Given data:
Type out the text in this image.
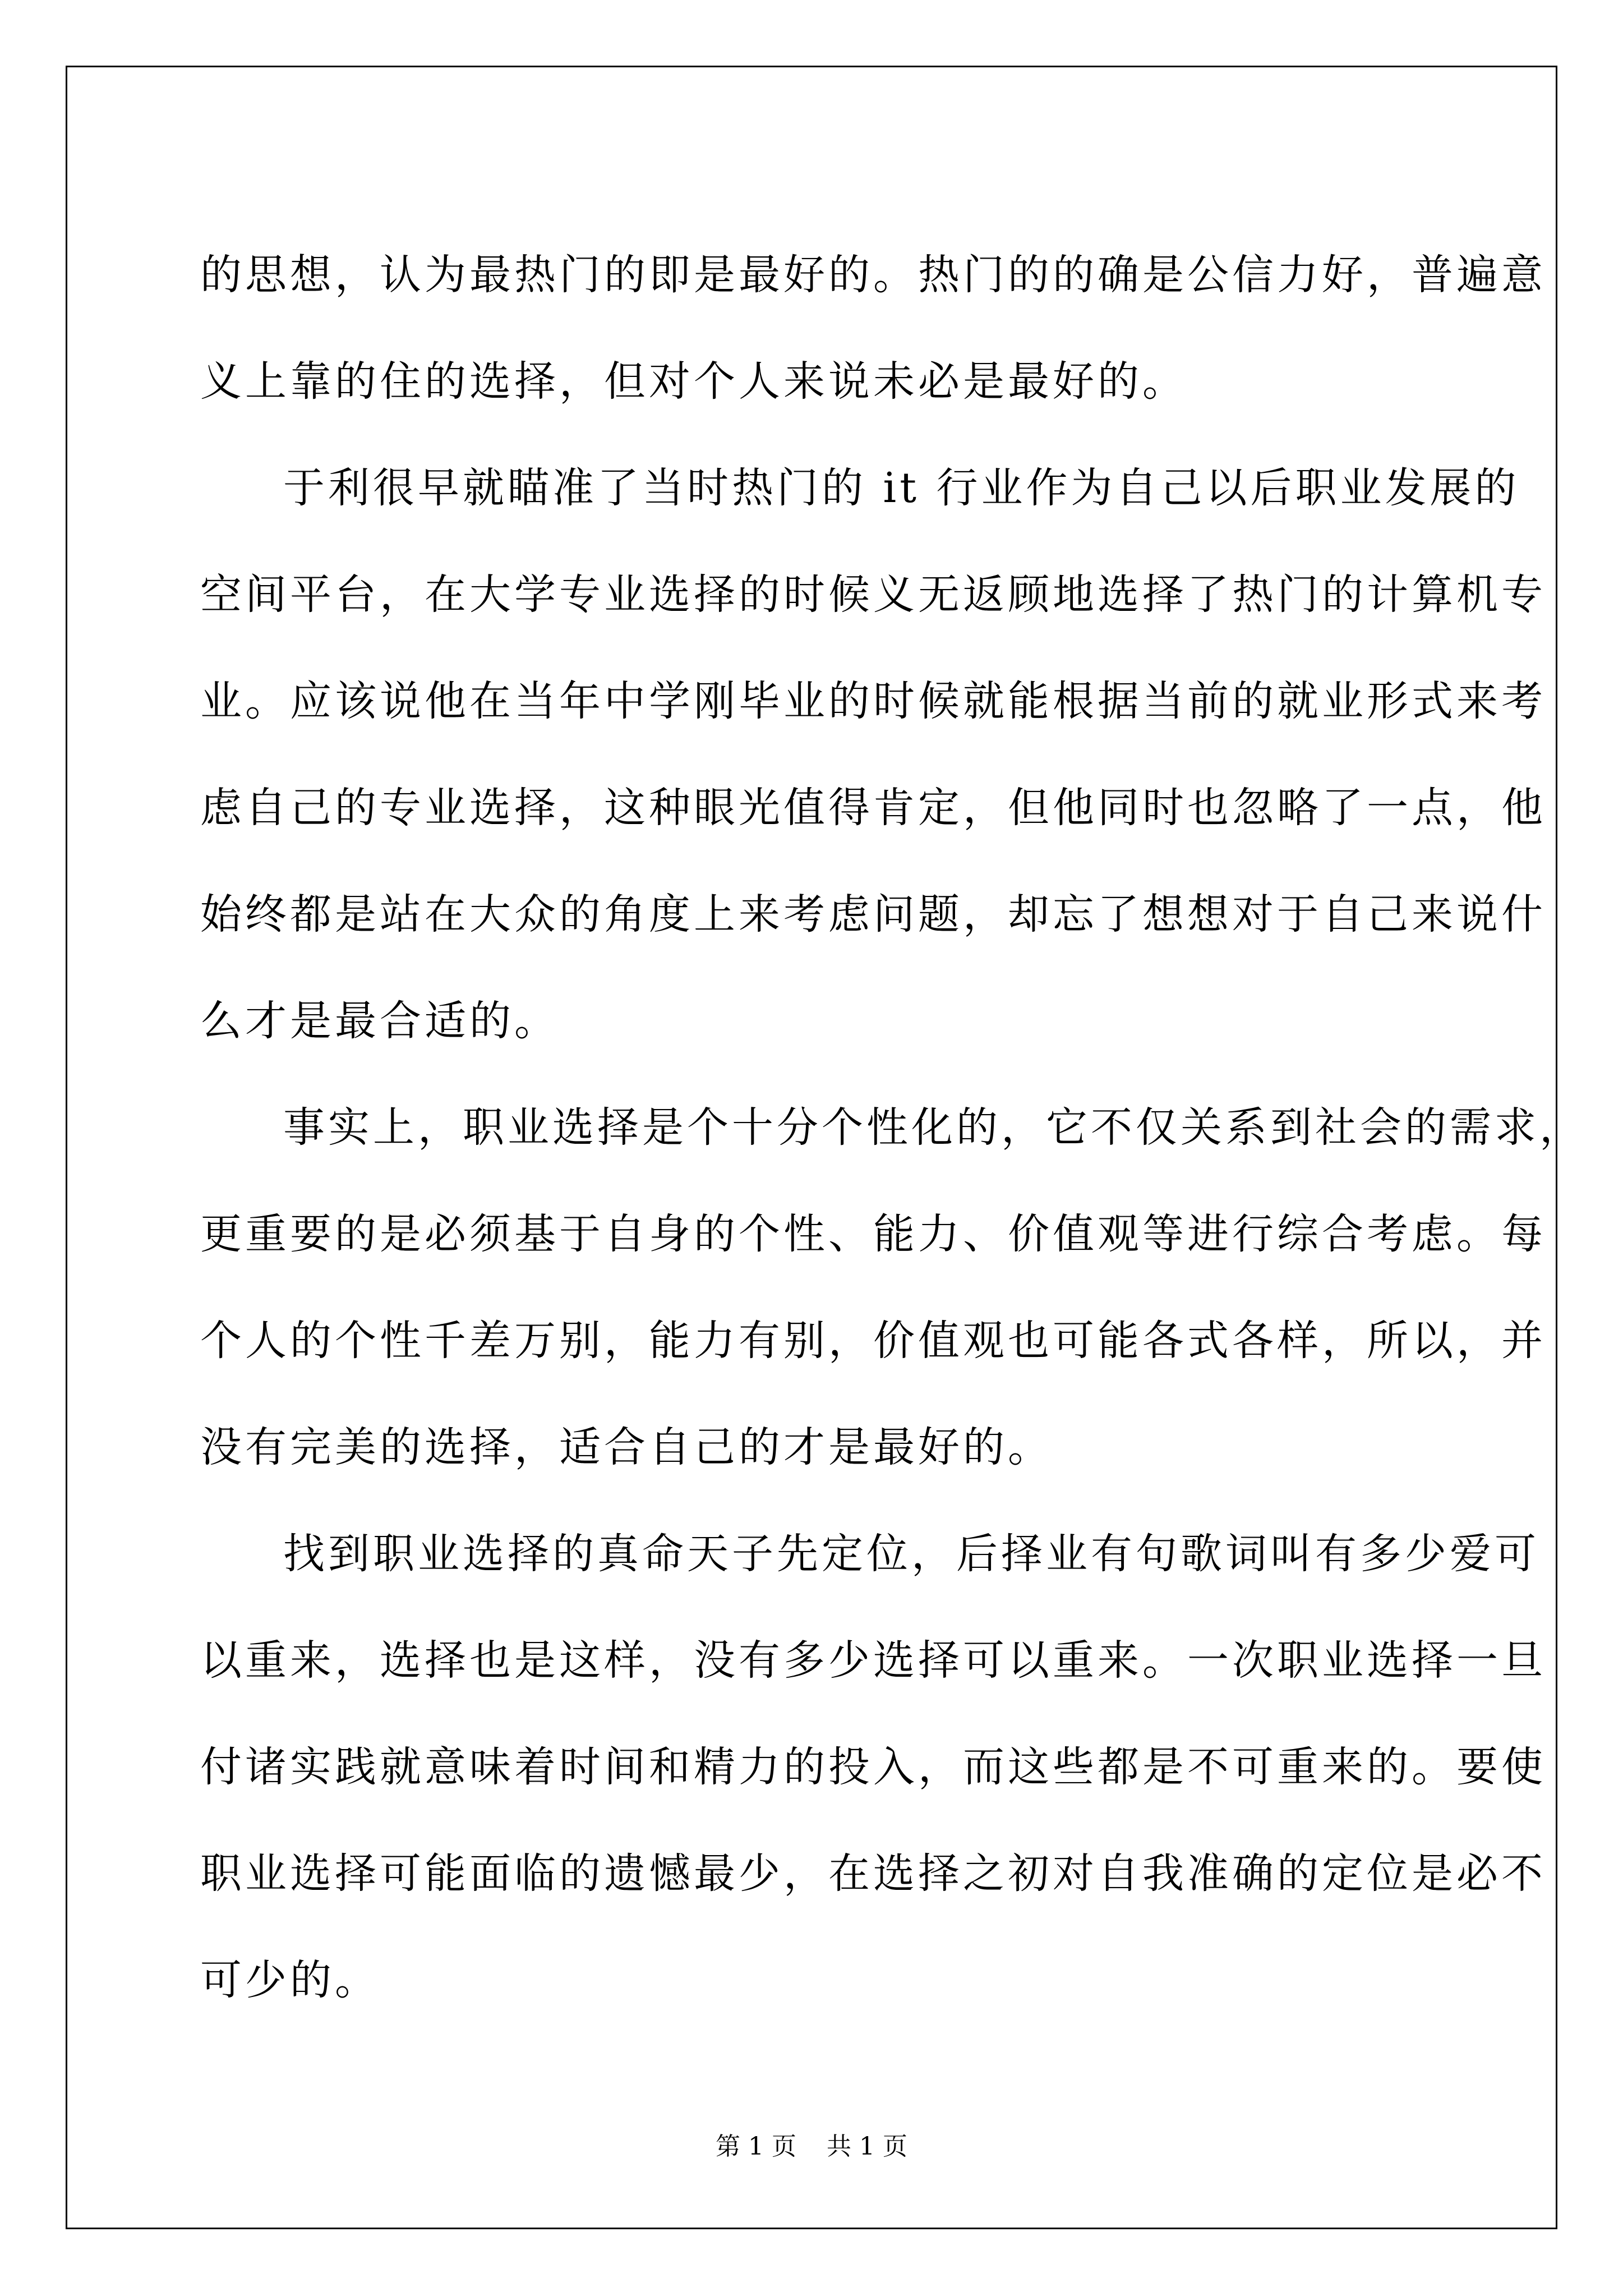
的思想，认为最热门的即是最好的。热门的的确是公信力好，普遍意
义上靠的住的选择，但对个人来说未必是最好的。
于利很早就瞄准了当时热门的 it 行业作为自己以后职业发展的
空间平台，在大学专业选择的时候义无返顾地选择了热门的计算机专
业。应该说他在当年中学刚毕业的时候就能根据当前的就业形式来考
虑自己的专业选择，这种眼光值得肯定，但他同时也忽略了一点，他
始终都是站在大众的角度上来考虑问题，却忘了想想对于自己来说什
么才是最合适的。
事实上，职业选择是个十分个性化的，它不仅关系到社会的需求，
更重要的是必须基于自身的个性、能力、价值观等进行综合考虑。每
个人的个性千差万别，能力有别，价值观也可能各式各样，所以，并
没有完美的选择，适合自己的才是最好的。
找到职业选择的真命天子先定位，后择业有句歌词叫有多少爱可
以重来，选择也是这样，没有多少选择可以重来。一次职业选择一旦
付诸实践就意味着时间和精力的投入，而这些都是不可重来的。要使
职业选择可能面临的遗憾最少，在选择之初对自我准确的定位是必不
可少的。
第 1 页 共 1 页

The exercise:
Would you set down the listing exactly, omitting pictures?

Solved exercise:
Type out the text in this image.
的思想，认为最热门的即是最好的。热门的的确是公信力好，普遍意
义上靠的住的选择，但对个人来说未必是最好的。
于利很早就瞄准了当时热门的 it 行业作为自己以后职业发展的
空间平台，在大学专业选择的时候义无返顾地选择了热门的计算机专
业。应该说他在当年中学刚毕业的时候就能根据当前的就业形式来考
虑自己的专业选择，这种眼光值得肯定，但他同时也忽略了一点，他
始终都是站在大众的角度上来考虑问题，却忘了想想对于自己来说什
么才是最合适的。
事实上，职业选择是个十分个性化的，它不仅关系到社会的需求，
更重要的是必须基于自身的个性、能力、价值观等进行综合考虑。每
个人的个性千差万别，能力有别，价值观也可能各式各样，所以，并
没有完美的选择，适合自己的才是最好的。
找到职业选择的真命天子先定位，后择业有句歌词叫有多少爱可
以重来，选择也是这样，没有多少选择可以重来。一次职业选择一旦
付诸实践就意味着时间和精力的投入，而这些都是不可重来的。要使
职业选择可能面临的遗憾最少，在选择之初对自我准确的定位是必不
可少的。
第 1 页 共 1 页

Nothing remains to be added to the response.